▸ **Request**
Copy all of the material word for word, except for the pictures.

start Data entries

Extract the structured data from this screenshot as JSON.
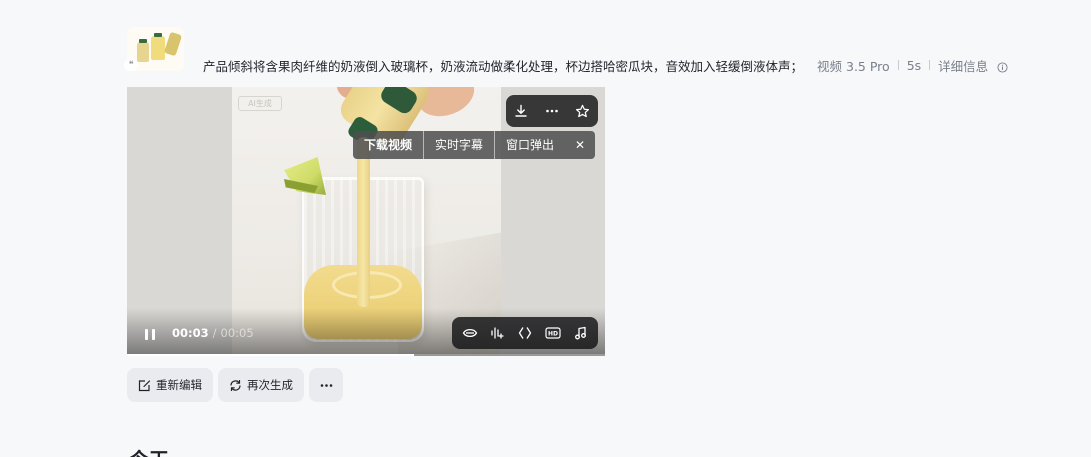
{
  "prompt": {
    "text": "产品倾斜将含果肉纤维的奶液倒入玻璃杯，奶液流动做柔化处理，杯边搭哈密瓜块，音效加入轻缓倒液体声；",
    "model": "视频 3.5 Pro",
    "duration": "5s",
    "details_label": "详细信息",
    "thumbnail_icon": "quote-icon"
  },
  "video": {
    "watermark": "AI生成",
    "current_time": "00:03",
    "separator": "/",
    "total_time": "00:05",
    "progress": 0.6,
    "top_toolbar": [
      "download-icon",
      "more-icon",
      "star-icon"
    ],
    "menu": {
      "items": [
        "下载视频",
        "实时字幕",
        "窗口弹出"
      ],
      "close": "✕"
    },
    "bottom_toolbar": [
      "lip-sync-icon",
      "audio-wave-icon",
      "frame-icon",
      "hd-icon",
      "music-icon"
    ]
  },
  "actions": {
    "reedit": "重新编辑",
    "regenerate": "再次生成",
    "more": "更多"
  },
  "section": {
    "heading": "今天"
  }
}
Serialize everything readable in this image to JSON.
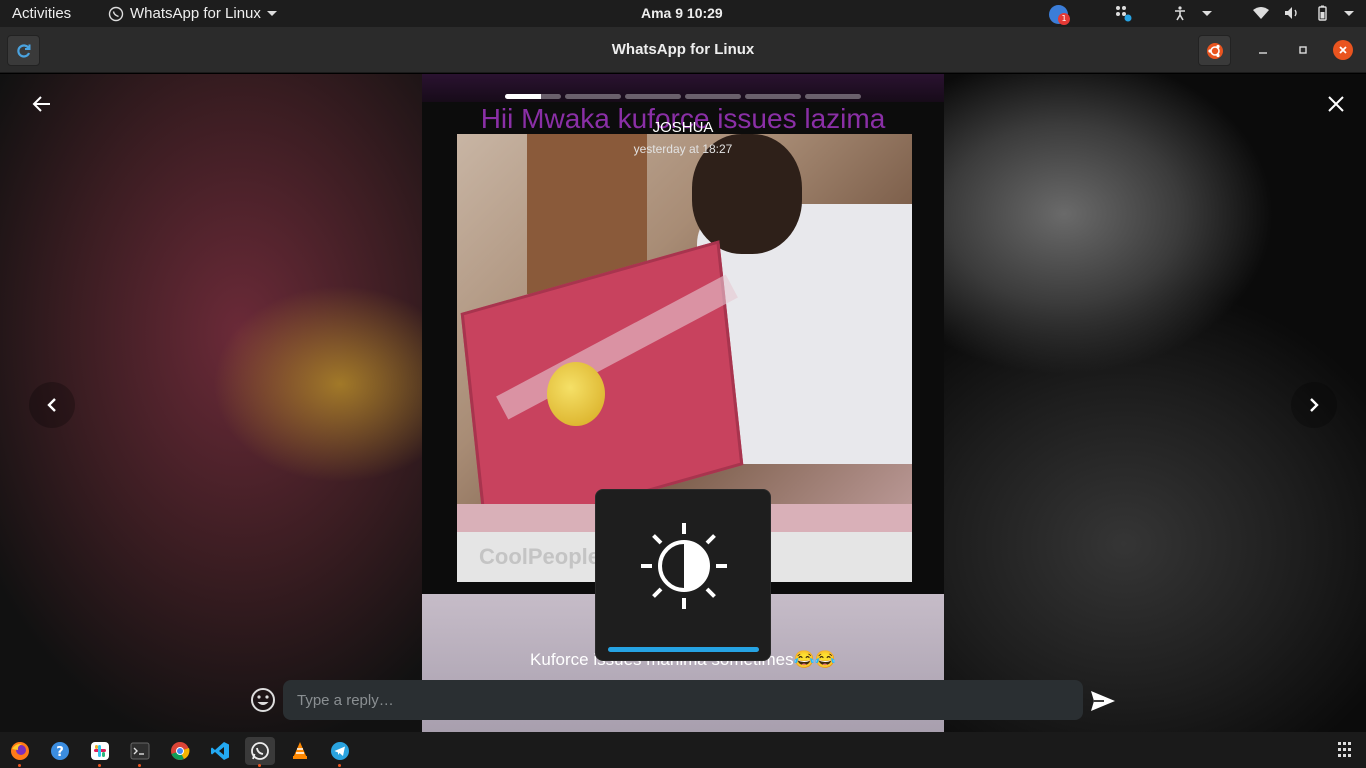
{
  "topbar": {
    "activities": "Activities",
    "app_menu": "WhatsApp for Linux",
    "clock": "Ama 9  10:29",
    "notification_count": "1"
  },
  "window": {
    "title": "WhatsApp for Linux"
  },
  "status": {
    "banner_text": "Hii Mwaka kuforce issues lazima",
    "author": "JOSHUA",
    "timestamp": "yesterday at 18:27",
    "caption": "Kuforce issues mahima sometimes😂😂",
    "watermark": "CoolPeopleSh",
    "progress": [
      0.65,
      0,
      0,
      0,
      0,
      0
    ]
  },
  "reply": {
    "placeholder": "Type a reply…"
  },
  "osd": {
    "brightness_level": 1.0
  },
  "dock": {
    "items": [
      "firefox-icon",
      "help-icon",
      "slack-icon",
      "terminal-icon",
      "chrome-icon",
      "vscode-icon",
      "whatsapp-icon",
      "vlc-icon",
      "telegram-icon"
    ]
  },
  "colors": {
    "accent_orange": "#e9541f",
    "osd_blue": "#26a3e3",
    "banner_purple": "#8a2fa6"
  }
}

end Data entries

▸ **Answer to the exercise**
Extract the structured data from this screenshot as JSON.
{
  "prompt": {
    "text": "产品倾斜将含果肉纤维的奶液倒入玻璃杯，奶液流动做柔化处理，杯边搭哈密瓜块，音效加入轻缓倒液体声；",
    "model": "视频 3.5 Pro",
    "duration": "5s",
    "details_label": "详细信息",
    "thumbnail_icon": "quote-icon"
  },
  "video": {
    "watermark": "AI生成",
    "current_time": "00:03",
    "separator": "/",
    "total_time": "00:05",
    "progress": 0.6,
    "top_toolbar": [
      "download-icon",
      "more-icon",
      "star-icon"
    ],
    "menu": {
      "items": [
        "下载视频",
        "实时字幕",
        "窗口弹出"
      ],
      "close": "✕"
    },
    "bottom_toolbar": [
      "lip-sync-icon",
      "audio-wave-icon",
      "frame-icon",
      "hd-icon",
      "music-icon"
    ]
  },
  "actions": {
    "reedit": "重新编辑",
    "regenerate": "再次生成",
    "more": "更多"
  },
  "section": {
    "heading": "今天"
  }
}
Serialize everything readable in this image to JSON.
{
  "topbar": {
    "activities": "Activities",
    "app_menu": "WhatsApp for Linux",
    "clock": "Ama 9  10:29",
    "notification_count": "1"
  },
  "window": {
    "title": "WhatsApp for Linux"
  },
  "status": {
    "banner_text": "Hii Mwaka kuforce issues lazima",
    "author": "JOSHUA",
    "timestamp": "yesterday at 18:27",
    "caption": "Kuforce issues mahima sometimes😂😂",
    "watermark": "CoolPeopleSh",
    "progress": [
      0.65,
      0,
      0,
      0,
      0,
      0
    ]
  },
  "reply": {
    "placeholder": "Type a reply…"
  },
  "osd": {
    "brightness_level": 1.0
  },
  "dock": {
    "items": [
      "firefox-icon",
      "help-icon",
      "slack-icon",
      "terminal-icon",
      "chrome-icon",
      "vscode-icon",
      "whatsapp-icon",
      "vlc-icon",
      "telegram-icon"
    ]
  },
  "colors": {
    "accent_orange": "#e9541f",
    "osd_blue": "#26a3e3",
    "banner_purple": "#8a2fa6"
  }
}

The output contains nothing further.